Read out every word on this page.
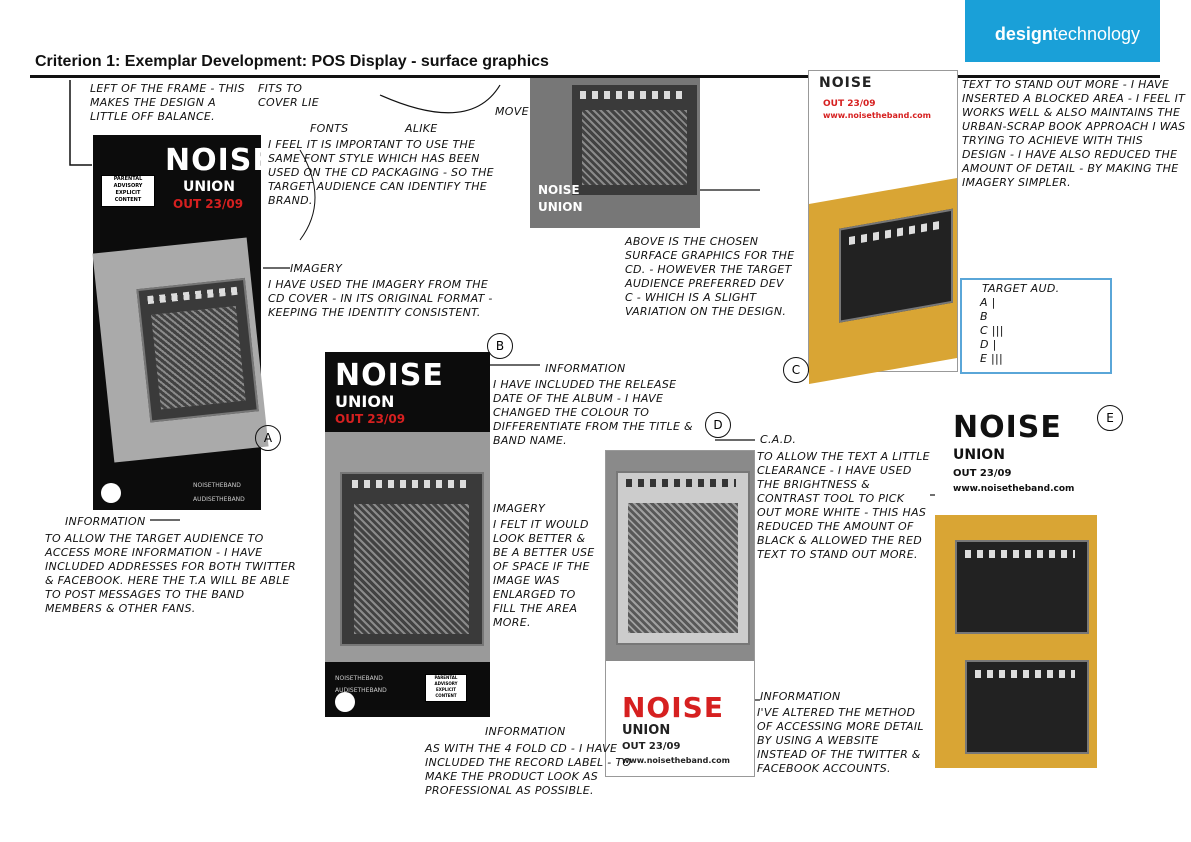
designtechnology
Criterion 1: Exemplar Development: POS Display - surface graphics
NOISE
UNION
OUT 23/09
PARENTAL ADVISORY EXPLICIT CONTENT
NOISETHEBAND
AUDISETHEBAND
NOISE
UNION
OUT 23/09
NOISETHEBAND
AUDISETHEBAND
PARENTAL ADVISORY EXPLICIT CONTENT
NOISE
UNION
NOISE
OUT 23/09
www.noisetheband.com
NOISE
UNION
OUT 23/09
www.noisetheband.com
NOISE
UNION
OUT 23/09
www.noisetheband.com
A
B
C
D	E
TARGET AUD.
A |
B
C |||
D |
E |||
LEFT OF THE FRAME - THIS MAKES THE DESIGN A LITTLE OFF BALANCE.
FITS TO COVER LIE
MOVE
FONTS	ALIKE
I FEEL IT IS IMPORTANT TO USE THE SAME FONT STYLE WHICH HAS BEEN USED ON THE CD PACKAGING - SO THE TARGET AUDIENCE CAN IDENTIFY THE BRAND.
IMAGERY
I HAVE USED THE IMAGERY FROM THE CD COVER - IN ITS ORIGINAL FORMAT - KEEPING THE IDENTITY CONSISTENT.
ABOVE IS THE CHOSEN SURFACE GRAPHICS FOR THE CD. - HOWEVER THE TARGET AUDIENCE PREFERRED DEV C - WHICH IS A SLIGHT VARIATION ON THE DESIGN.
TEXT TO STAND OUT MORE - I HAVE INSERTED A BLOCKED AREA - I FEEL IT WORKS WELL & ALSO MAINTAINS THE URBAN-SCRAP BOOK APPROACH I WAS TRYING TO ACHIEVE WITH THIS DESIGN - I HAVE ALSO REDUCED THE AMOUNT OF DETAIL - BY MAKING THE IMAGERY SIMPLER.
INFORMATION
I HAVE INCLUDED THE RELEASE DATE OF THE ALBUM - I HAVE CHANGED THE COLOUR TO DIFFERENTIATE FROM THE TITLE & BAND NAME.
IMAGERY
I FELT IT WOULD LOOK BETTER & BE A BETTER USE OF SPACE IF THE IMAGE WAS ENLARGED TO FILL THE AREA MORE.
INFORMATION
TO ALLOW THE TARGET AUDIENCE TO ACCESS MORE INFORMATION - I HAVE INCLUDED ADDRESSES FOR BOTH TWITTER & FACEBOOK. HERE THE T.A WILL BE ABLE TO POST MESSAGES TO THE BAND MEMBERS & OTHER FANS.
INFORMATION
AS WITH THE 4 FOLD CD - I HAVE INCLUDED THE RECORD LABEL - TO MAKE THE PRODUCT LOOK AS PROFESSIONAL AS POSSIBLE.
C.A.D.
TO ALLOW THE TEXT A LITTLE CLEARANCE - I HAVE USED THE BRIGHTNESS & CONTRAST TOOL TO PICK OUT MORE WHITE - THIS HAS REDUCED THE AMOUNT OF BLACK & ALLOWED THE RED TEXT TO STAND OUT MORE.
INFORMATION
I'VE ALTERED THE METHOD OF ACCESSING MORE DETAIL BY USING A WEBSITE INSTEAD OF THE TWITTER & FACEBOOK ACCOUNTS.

---

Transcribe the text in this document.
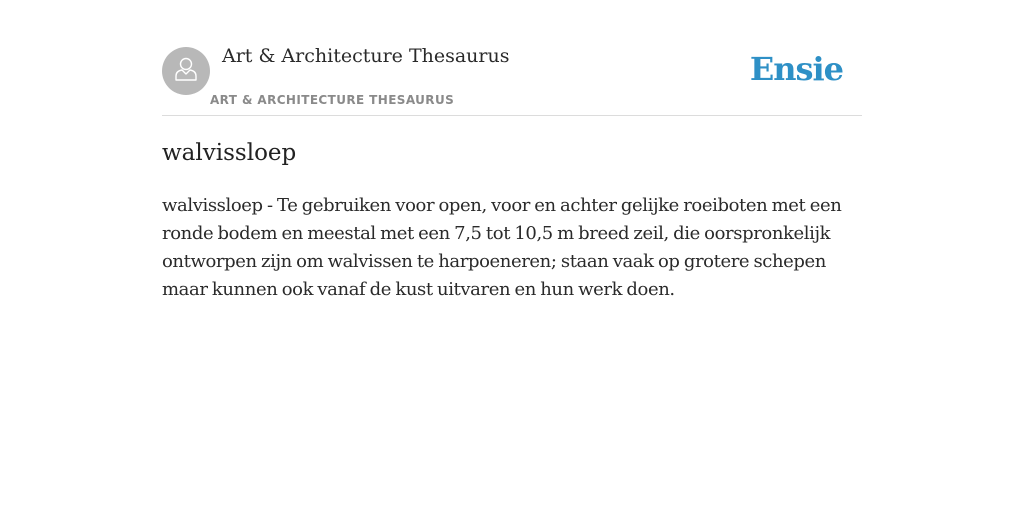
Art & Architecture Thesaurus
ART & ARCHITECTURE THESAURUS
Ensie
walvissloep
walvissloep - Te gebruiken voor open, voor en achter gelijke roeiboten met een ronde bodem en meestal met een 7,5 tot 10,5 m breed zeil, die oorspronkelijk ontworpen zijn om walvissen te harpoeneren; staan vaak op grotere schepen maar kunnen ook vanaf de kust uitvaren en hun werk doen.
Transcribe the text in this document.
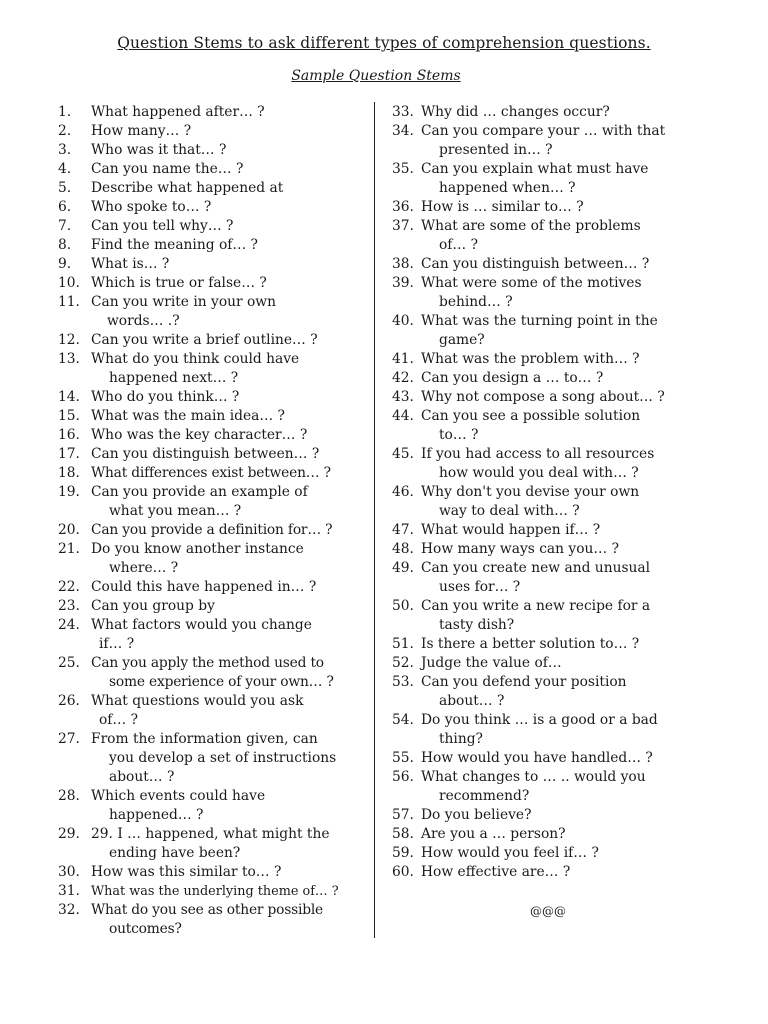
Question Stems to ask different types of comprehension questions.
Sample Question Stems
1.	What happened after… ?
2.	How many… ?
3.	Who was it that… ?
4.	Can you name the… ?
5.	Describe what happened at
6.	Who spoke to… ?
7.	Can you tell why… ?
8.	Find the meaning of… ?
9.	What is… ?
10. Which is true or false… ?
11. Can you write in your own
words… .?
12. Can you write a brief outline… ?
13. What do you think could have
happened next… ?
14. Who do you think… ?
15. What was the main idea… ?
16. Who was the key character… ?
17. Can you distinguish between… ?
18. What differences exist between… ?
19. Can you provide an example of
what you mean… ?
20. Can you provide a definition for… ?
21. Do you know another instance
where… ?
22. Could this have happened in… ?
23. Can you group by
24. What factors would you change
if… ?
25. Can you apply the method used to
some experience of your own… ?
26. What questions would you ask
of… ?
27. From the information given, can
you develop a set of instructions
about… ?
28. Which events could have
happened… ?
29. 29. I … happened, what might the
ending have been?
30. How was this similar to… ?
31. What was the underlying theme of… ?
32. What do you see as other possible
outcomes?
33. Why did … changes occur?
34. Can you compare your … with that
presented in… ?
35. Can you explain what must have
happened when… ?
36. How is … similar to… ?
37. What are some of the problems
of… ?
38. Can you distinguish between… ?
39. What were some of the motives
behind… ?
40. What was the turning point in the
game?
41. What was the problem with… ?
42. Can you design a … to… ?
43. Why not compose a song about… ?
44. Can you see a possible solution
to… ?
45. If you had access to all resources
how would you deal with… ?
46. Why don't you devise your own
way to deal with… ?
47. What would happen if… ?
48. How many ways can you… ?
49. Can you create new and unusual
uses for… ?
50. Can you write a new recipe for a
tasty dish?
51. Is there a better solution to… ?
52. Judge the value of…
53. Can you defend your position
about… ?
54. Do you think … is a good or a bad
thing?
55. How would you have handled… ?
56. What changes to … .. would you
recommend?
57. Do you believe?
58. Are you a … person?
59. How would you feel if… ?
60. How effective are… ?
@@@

---

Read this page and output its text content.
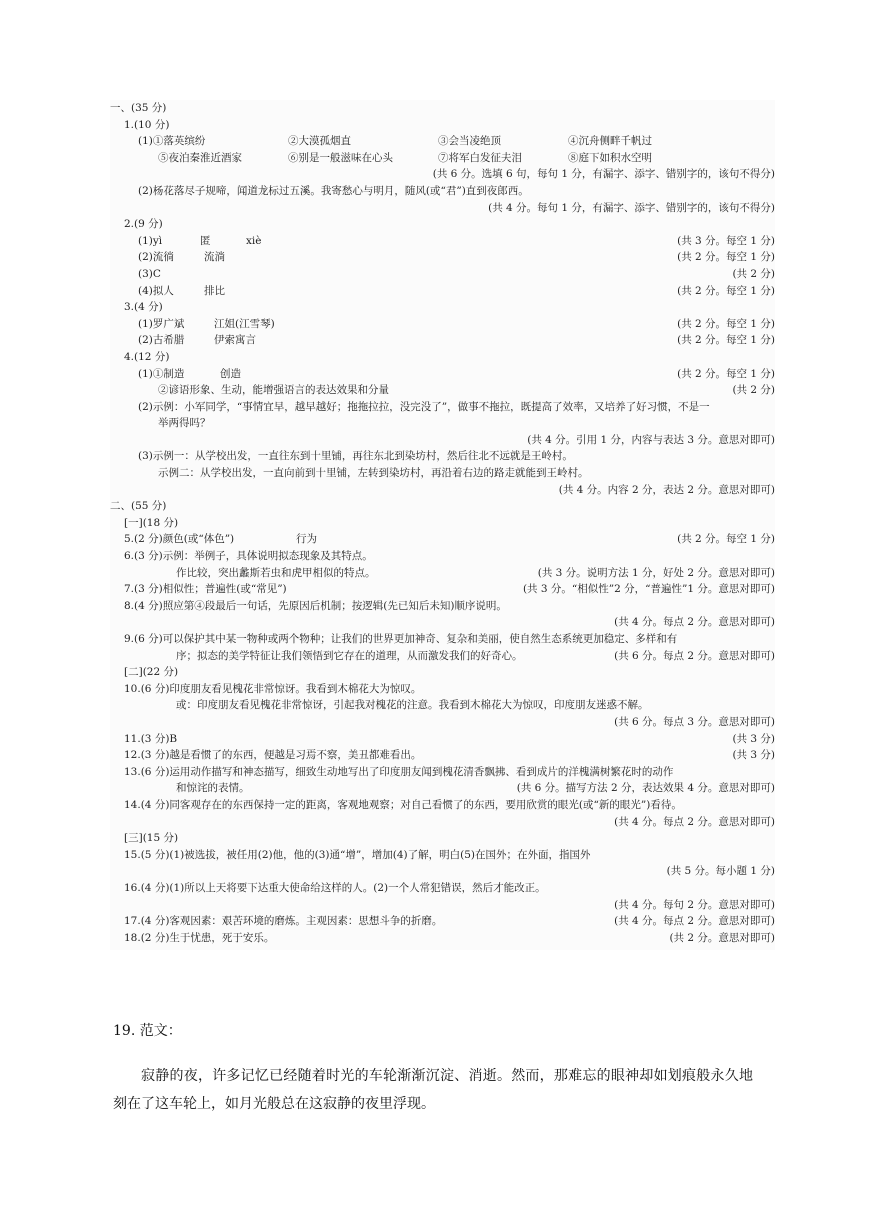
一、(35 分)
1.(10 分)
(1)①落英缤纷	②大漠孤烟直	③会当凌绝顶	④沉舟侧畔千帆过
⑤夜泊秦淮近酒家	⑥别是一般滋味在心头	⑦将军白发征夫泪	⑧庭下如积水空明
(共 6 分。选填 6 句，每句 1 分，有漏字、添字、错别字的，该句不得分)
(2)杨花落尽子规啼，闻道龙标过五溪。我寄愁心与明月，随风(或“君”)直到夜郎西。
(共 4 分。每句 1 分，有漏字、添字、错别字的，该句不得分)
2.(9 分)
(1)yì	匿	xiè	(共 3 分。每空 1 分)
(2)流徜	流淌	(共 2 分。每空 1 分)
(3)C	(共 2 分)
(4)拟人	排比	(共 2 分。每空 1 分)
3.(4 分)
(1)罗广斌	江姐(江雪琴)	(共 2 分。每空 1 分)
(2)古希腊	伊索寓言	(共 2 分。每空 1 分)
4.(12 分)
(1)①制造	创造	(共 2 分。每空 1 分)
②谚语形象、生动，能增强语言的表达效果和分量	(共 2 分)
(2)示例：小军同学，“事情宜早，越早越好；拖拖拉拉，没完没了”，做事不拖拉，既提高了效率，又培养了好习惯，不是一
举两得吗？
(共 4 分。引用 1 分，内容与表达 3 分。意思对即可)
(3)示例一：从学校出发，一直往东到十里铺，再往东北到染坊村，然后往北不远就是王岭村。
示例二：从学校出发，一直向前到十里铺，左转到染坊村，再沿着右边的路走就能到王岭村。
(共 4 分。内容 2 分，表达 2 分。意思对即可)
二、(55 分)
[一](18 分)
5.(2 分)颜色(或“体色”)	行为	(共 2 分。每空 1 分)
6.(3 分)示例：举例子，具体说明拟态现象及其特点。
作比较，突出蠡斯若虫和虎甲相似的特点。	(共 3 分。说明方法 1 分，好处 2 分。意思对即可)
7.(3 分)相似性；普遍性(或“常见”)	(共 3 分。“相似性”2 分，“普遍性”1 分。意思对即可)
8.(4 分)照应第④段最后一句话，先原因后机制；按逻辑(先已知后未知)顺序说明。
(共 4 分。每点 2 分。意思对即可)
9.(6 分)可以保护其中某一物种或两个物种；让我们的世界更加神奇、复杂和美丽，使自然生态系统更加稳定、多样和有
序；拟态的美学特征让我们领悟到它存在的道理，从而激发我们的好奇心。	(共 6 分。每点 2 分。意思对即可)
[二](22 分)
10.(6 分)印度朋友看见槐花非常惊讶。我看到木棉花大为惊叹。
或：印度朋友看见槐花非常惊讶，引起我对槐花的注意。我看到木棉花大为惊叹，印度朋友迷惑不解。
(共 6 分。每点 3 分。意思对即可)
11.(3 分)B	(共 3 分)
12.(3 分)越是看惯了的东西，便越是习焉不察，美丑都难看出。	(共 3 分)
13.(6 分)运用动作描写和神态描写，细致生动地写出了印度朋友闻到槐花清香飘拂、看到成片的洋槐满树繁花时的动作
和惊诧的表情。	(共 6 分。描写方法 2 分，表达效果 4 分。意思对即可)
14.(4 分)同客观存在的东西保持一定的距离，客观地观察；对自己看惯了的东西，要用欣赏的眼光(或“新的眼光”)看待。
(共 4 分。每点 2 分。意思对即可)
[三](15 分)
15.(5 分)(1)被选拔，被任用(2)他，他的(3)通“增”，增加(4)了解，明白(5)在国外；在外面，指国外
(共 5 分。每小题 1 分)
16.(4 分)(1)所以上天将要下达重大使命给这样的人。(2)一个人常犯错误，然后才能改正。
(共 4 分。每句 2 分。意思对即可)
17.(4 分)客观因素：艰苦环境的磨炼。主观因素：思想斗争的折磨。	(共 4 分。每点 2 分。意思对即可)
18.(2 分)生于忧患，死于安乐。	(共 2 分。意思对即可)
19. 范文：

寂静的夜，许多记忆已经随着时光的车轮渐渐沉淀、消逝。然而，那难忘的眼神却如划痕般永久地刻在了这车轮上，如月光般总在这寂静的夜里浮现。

---

**CHALLENGE**
Work out how many lines of the data above contain the string "between" and give the number alone.

**SOLUTION TO THE PROBLEM**
3